Job =
Output every entry exactly as given.

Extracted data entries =
»»

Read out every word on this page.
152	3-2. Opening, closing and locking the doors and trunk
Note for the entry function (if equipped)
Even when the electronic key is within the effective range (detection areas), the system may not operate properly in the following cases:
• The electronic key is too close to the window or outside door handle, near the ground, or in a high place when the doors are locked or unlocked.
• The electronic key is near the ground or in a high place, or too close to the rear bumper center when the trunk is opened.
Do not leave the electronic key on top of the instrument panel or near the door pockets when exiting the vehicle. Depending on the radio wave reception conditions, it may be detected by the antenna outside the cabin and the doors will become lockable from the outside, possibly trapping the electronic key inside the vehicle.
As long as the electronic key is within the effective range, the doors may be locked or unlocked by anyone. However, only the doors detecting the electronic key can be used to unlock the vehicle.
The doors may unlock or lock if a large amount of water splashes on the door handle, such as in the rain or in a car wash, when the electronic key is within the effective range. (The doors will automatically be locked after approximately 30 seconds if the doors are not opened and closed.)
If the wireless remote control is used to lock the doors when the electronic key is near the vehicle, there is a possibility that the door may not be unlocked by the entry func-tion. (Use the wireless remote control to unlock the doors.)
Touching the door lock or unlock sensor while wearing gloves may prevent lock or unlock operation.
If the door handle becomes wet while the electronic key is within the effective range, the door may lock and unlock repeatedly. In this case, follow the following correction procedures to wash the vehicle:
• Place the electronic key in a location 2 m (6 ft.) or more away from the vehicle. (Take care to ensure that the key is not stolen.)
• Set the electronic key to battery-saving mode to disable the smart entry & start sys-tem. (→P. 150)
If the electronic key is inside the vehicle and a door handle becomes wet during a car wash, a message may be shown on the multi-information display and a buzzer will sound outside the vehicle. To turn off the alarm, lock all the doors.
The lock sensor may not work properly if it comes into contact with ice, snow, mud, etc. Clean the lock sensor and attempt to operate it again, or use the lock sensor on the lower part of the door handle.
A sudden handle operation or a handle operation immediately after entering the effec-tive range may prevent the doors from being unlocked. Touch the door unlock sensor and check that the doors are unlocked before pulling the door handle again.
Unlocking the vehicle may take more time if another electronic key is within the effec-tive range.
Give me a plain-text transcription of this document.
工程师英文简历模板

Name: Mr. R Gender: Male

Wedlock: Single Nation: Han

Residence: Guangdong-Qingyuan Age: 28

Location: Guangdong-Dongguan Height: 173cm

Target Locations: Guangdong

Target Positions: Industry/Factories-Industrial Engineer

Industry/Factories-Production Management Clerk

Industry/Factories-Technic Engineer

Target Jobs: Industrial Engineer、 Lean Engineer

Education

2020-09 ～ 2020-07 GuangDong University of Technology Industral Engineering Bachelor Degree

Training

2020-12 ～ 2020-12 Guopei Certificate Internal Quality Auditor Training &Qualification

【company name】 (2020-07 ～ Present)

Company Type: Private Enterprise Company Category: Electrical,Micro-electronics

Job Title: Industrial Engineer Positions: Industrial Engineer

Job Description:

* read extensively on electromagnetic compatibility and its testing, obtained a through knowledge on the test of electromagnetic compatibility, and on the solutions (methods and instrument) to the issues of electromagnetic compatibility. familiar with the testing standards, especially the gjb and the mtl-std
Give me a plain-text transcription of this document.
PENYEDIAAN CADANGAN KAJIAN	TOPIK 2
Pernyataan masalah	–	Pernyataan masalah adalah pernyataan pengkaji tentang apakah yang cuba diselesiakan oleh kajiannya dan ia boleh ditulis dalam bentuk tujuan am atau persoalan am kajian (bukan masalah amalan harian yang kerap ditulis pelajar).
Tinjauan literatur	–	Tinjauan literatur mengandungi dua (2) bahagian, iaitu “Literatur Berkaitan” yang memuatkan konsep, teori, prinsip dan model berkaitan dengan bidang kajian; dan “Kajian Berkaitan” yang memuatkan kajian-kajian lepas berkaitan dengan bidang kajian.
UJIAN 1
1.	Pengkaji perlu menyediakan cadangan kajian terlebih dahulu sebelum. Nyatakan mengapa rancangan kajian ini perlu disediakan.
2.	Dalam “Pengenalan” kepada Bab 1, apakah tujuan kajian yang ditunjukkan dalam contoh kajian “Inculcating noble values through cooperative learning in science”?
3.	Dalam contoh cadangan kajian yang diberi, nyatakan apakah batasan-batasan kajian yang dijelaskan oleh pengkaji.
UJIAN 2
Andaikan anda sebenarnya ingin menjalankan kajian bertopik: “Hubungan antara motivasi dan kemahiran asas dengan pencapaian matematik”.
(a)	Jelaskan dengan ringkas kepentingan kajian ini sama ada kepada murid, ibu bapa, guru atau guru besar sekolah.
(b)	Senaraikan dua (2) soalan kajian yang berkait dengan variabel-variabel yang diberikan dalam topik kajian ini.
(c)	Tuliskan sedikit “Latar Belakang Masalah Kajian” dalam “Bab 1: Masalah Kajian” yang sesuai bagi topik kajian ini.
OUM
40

««

Exercise result =
Read out every word on this page.
152	3-2. Opening, closing and locking the doors and trunk
Note for the entry function (if equipped)
Even when the electronic key is within the effective range (detection areas), the system may not operate properly in the following cases:
• The electronic key is too close to the window or outside door handle, near the ground, or in a high place when the doors are locked or unlocked.
• The electronic key is near the ground or in a high place, or too close to the rear bumper center when the trunk is opened.
Do not leave the electronic key on top of the instrument panel or near the door pockets when exiting the vehicle. Depending on the radio wave reception conditions, it may be detected by the antenna outside the cabin and the doors will become lockable from the outside, possibly trapping the electronic key inside the vehicle.
As long as the electronic key is within the effective range, the doors may be locked or unlocked by anyone. However, only the doors detecting the electronic key can be used to unlock the vehicle.
The doors may unlock or lock if a large amount of water splashes on the door handle, such as in the rain or in a car wash, when the electronic key is within the effective range. (The doors will automatically be locked after approximately 30 seconds if the doors are not opened and closed.)
If the wireless remote control is used to lock the doors when the electronic key is near the vehicle, there is a possibility that the door may not be unlocked by the entry func-tion. (Use the wireless remote control to unlock the doors.)
Touching the door lock or unlock sensor while wearing gloves may prevent lock or unlock operation.
If the door handle becomes wet while the electronic key is within the effective range, the door may lock and unlock repeatedly. In this case, follow the following correction procedures to wash the vehicle:
• Place the electronic key in a location 2 m (6 ft.) or more away from the vehicle. (Take care to ensure that the key is not stolen.)
• Set the electronic key to battery-saving mode to disable the smart entry & start sys-tem. (→P. 150)
If the electronic key is inside the vehicle and a door handle becomes wet during a car wash, a message may be shown on the multi-information display and a buzzer will sound outside the vehicle. To turn off the alarm, lock all the doors.
The lock sensor may not work properly if it comes into contact with ice, snow, mud, etc. Clean the lock sensor and attempt to operate it again, or use the lock sensor on the lower part of the door handle.
A sudden handle operation or a handle operation immediately after entering the effec-tive range may prevent the doors from being unlocked. Touch the door unlock sensor and check that the doors are unlocked before pulling the door handle again.
Unlocking the vehicle may take more time if another electronic key is within the effec-tive range.
Give me a plain-text transcription of this document.
工程师英文简历模板

Name: Mr. R Gender: Male

Wedlock: Single Nation: Han

Residence: Guangdong-Qingyuan Age: 28

Location: Guangdong-Dongguan Height: 173cm

Target Locations: Guangdong

Target Positions: Industry/Factories-Industrial Engineer

Industry/Factories-Production Management Clerk

Industry/Factories-Technic Engineer

Target Jobs: Industrial Engineer、 Lean Engineer

Education

2020-09 ～ 2020-07 GuangDong University of Technology Industral Engineering Bachelor Degree

Training

2020-12 ～ 2020-12 Guopei Certificate Internal Quality Auditor Training &Qualification

【company name】 (2020-07 ～ Present)

Company Type: Private Enterprise Company Category: Electrical,Micro-electronics

Job Title: Industrial Engineer Positions: Industrial Engineer

Job Description:

* read extensively on electromagnetic compatibility and its testing, obtained a through knowledge on the test of electromagnetic compatibility, and on the solutions (methods and instrument) to the issues of electromagnetic compatibility. familiar with the testing standards, especially the gjb and the mtl-std
Give me a plain-text transcription of this document.
PENYEDIAAN CADANGAN KAJIAN	TOPIK 2
Pernyataan masalah	–	Pernyataan masalah adalah pernyataan pengkaji tentang apakah yang cuba diselesiakan oleh kajiannya dan ia boleh ditulis dalam bentuk tujuan am atau persoalan am kajian (bukan masalah amalan harian yang kerap ditulis pelajar).
Tinjauan literatur	–	Tinjauan literatur mengandungi dua (2) bahagian, iaitu “Literatur Berkaitan” yang memuatkan konsep, teori, prinsip dan model berkaitan dengan bidang kajian; dan “Kajian Berkaitan” yang memuatkan kajian-kajian lepas berkaitan dengan bidang kajian.
UJIAN 1
1.	Pengkaji perlu menyediakan cadangan kajian terlebih dahulu sebelum. Nyatakan mengapa rancangan kajian ini perlu disediakan.
2.	Dalam “Pengenalan” kepada Bab 1, apakah tujuan kajian yang ditunjukkan dalam contoh kajian “Inculcating noble values through cooperative learning in science”?
3.	Dalam contoh cadangan kajian yang diberi, nyatakan apakah batasan-batasan kajian yang dijelaskan oleh pengkaji.
UJIAN 2
Andaikan anda sebenarnya ingin menjalankan kajian bertopik: “Hubungan antara motivasi dan kemahiran asas dengan pencapaian matematik”.
(a)	Jelaskan dengan ringkas kepentingan kajian ini sama ada kepada murid, ibu bapa, guru atau guru besar sekolah.
(b)	Senaraikan dua (2) soalan kajian yang berkait dengan variabel-variabel yang diberikan dalam topik kajian ini.
(c)	Tuliskan sedikit “Latar Belakang Masalah Kajian” dalam “Bab 1: Masalah Kajian” yang sesuai bagi topik kajian ini.
OUM
40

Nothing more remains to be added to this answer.